__What needs to be done__
Copy each line that has the string "icon" somewhere in it.

__Record excerpts__
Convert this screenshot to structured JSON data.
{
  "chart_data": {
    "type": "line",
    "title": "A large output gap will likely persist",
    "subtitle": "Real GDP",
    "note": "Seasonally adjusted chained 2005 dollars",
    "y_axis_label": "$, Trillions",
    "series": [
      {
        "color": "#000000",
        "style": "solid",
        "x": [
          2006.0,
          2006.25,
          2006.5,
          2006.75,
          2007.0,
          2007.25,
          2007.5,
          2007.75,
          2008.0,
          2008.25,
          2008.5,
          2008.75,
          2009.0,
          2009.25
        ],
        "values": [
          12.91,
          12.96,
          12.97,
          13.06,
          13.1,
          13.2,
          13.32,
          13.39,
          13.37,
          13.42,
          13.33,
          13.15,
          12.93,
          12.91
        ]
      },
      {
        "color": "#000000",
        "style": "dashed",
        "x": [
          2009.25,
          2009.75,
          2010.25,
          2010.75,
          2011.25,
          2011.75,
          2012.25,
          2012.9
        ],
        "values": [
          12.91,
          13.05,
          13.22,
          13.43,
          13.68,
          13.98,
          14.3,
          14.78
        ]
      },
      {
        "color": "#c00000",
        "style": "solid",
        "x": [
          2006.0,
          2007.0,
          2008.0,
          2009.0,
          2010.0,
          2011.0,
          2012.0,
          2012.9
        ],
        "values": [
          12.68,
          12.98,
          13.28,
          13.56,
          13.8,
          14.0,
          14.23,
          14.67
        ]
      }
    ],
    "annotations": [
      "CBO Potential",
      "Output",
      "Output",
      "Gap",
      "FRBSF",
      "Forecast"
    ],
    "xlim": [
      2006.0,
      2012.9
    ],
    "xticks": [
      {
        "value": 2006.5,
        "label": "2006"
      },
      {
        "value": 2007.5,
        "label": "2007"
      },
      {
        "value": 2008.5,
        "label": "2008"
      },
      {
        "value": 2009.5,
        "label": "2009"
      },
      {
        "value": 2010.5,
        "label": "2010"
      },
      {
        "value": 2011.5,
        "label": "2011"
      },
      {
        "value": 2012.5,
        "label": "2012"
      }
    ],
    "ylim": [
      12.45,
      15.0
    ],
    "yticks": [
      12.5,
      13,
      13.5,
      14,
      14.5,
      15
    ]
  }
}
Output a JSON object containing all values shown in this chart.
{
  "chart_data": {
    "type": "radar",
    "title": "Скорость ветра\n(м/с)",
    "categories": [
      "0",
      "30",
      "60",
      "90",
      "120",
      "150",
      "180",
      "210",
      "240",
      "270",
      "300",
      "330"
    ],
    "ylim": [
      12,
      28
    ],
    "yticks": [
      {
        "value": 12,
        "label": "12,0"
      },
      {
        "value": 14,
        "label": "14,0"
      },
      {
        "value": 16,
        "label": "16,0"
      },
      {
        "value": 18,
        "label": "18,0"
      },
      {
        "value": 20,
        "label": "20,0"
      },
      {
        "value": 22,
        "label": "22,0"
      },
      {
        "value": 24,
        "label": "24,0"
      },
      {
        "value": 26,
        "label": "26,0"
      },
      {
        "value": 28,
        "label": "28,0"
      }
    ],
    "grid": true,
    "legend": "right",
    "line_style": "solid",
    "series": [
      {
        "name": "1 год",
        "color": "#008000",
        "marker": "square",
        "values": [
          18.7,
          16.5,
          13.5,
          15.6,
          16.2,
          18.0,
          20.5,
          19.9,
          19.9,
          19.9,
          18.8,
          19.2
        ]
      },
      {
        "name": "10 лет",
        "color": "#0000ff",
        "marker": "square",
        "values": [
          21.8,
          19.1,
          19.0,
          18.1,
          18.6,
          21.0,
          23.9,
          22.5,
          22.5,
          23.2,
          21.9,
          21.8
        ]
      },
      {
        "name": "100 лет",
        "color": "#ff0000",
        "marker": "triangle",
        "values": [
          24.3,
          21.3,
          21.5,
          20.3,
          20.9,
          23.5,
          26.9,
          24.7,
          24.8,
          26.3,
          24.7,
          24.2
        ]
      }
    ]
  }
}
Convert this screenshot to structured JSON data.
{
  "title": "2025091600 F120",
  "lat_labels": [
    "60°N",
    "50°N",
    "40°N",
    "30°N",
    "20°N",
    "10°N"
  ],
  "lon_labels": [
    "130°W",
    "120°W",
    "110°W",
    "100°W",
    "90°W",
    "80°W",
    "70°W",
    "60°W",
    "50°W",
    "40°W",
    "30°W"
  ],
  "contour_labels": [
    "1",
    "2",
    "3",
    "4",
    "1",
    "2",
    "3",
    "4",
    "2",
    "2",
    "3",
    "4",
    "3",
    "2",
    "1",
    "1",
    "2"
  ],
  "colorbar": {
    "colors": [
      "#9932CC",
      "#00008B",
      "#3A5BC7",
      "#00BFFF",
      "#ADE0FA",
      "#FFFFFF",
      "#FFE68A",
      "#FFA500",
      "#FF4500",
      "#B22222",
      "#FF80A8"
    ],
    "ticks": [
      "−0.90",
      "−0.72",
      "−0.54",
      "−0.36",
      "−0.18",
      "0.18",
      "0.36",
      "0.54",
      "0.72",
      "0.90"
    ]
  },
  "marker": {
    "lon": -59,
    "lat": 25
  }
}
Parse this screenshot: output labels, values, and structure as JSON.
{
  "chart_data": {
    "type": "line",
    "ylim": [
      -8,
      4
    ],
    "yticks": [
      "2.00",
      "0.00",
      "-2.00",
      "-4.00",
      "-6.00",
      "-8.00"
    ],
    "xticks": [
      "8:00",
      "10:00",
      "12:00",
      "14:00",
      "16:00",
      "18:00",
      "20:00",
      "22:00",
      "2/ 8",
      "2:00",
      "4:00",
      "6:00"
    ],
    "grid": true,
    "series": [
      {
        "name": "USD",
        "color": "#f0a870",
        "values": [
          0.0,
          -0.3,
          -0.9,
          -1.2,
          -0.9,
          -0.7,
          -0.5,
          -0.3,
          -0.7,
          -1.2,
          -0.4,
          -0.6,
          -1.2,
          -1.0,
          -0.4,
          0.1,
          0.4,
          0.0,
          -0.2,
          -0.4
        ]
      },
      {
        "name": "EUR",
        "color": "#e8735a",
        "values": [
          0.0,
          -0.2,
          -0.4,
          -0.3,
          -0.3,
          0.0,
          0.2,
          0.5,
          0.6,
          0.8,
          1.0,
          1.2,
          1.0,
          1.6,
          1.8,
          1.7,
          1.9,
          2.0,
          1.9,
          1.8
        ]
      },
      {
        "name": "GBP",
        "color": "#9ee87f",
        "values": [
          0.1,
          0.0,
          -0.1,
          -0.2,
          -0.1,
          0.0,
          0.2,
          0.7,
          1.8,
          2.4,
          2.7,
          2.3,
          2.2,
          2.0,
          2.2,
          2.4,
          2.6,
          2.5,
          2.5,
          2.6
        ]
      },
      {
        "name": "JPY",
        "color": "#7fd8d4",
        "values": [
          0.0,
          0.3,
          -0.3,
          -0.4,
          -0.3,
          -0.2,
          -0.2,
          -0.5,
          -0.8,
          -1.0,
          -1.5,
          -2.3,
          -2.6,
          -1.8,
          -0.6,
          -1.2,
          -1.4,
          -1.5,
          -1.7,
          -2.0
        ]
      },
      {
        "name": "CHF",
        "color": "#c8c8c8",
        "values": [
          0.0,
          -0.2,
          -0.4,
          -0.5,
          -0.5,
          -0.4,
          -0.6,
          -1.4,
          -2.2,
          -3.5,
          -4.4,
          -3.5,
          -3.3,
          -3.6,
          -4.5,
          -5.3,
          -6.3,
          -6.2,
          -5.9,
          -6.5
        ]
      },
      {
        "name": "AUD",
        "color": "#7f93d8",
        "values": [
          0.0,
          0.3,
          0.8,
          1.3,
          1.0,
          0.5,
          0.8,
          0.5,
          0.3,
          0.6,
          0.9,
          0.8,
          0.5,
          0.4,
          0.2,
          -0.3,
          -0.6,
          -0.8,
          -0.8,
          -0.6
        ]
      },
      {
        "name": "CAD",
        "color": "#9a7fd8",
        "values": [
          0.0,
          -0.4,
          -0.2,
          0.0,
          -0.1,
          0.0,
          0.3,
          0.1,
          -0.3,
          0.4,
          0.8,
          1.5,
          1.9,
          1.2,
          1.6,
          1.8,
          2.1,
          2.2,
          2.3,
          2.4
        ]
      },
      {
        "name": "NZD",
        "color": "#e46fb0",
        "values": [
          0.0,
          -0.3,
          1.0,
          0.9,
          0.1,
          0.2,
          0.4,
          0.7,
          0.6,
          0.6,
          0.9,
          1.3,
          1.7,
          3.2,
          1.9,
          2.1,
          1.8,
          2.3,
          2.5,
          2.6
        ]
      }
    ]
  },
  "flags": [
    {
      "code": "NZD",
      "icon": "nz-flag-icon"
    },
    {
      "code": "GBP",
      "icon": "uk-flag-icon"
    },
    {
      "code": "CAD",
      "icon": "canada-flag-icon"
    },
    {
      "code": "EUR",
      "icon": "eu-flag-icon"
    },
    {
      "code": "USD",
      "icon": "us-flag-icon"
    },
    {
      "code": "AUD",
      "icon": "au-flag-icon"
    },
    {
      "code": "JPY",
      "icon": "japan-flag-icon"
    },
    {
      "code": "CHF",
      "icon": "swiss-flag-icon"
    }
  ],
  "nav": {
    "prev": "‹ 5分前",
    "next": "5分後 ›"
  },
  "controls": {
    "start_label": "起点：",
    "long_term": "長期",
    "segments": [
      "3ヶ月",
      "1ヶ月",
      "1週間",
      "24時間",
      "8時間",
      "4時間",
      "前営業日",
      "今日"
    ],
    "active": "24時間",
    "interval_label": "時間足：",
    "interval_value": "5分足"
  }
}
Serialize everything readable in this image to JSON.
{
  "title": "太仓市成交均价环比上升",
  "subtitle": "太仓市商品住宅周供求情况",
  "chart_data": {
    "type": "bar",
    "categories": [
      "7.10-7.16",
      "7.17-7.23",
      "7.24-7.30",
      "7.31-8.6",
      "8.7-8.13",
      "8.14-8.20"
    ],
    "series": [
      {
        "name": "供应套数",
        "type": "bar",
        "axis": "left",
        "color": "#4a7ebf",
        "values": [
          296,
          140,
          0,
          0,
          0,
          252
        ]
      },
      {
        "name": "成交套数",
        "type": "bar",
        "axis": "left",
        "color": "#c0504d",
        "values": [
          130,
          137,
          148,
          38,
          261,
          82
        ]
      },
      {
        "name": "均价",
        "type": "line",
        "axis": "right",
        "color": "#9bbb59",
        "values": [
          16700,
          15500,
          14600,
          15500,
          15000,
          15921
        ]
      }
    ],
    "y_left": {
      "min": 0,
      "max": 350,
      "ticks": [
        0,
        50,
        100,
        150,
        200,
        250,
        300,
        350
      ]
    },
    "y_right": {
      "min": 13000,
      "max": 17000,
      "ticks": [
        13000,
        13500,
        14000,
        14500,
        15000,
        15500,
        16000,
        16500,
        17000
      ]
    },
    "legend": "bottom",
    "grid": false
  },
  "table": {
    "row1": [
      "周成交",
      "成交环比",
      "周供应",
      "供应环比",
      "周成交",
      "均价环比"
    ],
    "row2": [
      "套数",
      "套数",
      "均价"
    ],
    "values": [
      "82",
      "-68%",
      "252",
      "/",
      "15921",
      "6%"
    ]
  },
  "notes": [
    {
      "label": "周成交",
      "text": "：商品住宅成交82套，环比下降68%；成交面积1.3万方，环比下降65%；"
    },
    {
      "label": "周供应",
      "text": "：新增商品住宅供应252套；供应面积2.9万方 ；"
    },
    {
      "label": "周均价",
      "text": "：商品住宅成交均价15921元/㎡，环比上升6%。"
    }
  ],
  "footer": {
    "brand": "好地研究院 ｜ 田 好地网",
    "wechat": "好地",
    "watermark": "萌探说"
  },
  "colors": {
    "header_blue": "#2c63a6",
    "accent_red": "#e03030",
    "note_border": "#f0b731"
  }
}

__Right answer__
      "icon": "nz-flag-icon"
      "icon": "uk-flag-icon"
      "icon": "canada-flag-icon"
      "icon": "eu-flag-icon"
      "icon": "us-flag-icon"
      "icon": "au-flag-icon"
      "icon": "japan-flag-icon"
      "icon": "swiss-flag-icon"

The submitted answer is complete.